Examine the entries below, count the lines holding the string "BORGOÑA", and respond with the number only.

▼

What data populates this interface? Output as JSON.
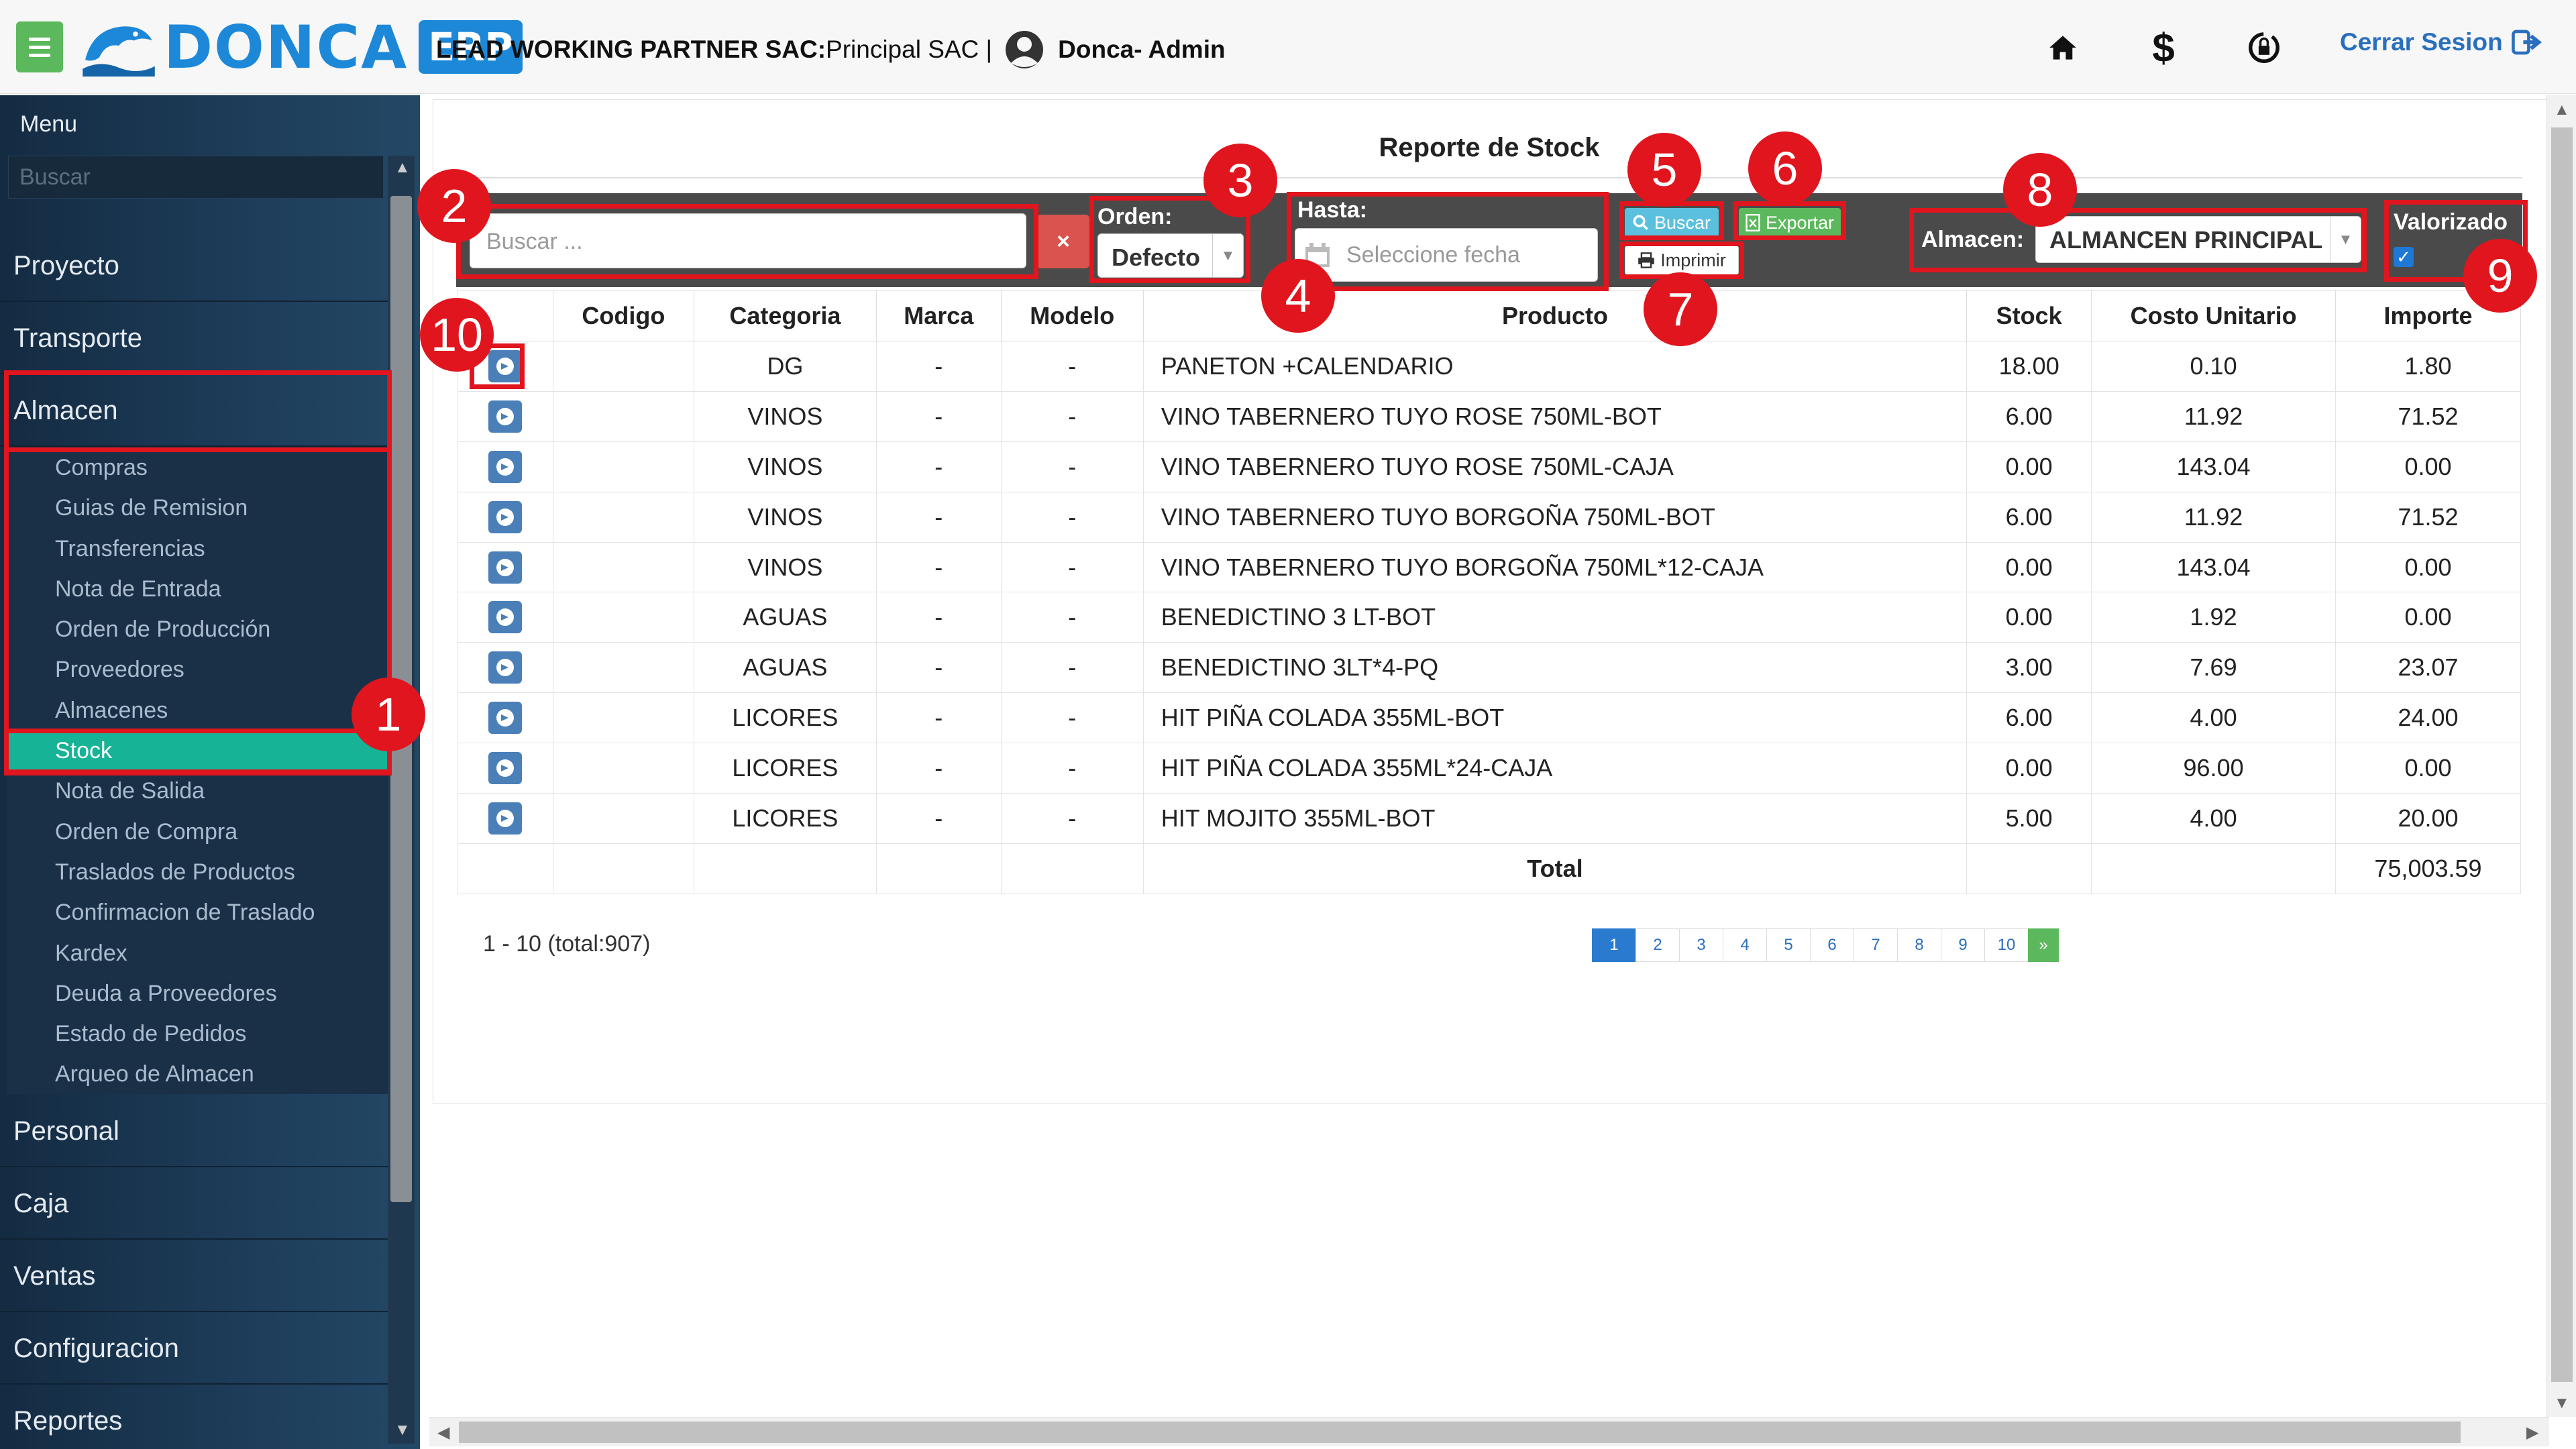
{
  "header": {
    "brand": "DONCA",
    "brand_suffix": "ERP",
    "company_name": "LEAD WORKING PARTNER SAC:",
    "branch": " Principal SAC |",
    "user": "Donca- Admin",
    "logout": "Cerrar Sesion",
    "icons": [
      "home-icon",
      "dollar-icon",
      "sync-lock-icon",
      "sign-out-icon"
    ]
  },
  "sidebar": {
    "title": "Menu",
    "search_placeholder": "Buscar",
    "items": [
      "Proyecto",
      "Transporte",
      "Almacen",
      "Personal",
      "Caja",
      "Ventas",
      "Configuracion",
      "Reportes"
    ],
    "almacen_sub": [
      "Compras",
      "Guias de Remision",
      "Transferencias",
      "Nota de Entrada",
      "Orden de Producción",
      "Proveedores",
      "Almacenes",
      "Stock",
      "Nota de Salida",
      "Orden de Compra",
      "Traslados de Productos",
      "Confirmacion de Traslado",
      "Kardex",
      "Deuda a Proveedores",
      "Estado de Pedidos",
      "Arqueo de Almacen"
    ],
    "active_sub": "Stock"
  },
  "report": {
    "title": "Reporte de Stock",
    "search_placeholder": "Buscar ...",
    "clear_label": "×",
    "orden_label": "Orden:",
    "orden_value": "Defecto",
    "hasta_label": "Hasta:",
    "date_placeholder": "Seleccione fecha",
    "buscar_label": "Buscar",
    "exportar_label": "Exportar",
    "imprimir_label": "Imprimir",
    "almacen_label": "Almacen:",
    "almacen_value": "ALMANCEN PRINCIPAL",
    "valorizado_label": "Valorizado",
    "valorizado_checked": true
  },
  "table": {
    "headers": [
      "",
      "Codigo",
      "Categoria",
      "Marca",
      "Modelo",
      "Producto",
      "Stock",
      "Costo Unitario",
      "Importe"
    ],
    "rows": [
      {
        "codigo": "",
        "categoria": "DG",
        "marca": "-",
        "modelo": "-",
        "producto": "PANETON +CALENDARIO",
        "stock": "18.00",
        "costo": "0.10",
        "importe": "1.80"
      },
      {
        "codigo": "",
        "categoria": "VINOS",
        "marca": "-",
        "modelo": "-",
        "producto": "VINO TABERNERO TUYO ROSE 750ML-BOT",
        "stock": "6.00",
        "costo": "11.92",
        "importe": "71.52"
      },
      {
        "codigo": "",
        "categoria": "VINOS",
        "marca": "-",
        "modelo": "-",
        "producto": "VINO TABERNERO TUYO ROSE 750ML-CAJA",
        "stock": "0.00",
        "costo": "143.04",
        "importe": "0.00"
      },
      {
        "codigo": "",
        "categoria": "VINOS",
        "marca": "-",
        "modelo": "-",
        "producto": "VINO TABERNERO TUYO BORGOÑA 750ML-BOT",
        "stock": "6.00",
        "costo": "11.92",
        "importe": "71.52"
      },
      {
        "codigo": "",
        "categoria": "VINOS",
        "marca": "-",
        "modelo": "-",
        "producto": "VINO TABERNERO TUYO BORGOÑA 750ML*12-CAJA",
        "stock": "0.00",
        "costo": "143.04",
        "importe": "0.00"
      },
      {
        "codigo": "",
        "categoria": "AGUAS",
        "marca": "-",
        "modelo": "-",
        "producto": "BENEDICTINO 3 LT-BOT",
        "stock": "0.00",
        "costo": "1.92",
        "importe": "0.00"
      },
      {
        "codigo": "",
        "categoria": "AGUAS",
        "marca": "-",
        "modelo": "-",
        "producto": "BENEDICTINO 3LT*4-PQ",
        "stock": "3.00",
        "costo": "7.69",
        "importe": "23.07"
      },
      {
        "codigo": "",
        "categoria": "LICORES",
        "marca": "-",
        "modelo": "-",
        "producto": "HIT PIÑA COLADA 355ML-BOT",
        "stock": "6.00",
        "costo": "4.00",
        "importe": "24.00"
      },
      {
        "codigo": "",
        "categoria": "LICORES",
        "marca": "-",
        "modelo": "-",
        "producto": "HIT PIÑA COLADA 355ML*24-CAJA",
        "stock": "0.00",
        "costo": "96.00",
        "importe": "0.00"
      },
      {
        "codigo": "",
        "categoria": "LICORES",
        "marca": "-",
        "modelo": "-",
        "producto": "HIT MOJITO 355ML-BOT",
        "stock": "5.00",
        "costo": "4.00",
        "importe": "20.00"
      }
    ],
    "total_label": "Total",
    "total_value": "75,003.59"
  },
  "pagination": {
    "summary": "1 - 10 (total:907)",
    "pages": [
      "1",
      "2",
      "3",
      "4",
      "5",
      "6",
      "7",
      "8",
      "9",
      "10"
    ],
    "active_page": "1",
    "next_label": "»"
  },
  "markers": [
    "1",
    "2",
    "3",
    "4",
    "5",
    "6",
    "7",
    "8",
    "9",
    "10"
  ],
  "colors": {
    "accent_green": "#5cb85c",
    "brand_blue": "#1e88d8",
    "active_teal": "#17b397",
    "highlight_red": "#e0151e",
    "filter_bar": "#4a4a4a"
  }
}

▲

## Exercise answer
2